WORK INSTRUCTIONS: Report each line in the items below that contains the word "their", copying the line in full.

** start of ITEMS **

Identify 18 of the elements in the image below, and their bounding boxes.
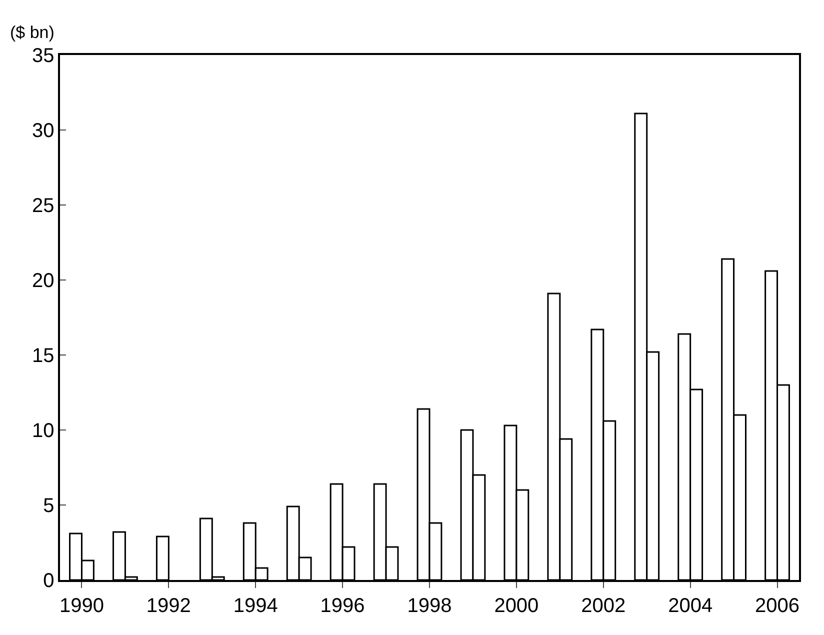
x-tick-label: 1992 <box>146 594 191 617</box>
x-tick-label: 1994 <box>233 594 278 617</box>
x-tick-label: 1998 <box>407 594 452 617</box>
x-tick-label: 2004 <box>668 594 713 617</box>
y-tick-label: 15 <box>32 345 54 367</box>
x-tick-label: 2000 <box>494 594 539 617</box>
y-tick-label: 10 <box>32 420 54 442</box>
y-tick-label: 35 <box>32 45 54 67</box>
x-tick-label: 1990 <box>59 594 104 617</box>
x-tick-label: 2002 <box>581 594 626 617</box>
y-tick-label: 25 <box>32 195 54 217</box>
x-tick-label: 1996 <box>320 594 365 617</box>
x-tick-label: 2006 <box>755 594 800 617</box>
y-tick-label: 30 <box>32 120 54 142</box>
y-tick-label: 0 <box>43 570 54 592</box>
y-tick-label: 20 <box>32 270 54 292</box>
y-tick-label: 5 <box>43 495 54 517</box>
y-axis-title: ($ bn) <box>10 23 54 42</box>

** end of ITEMS **

SOLUTION FOR THIS EXERCISE:
Identify 18 of the elements in the image below, and their bounding boxes.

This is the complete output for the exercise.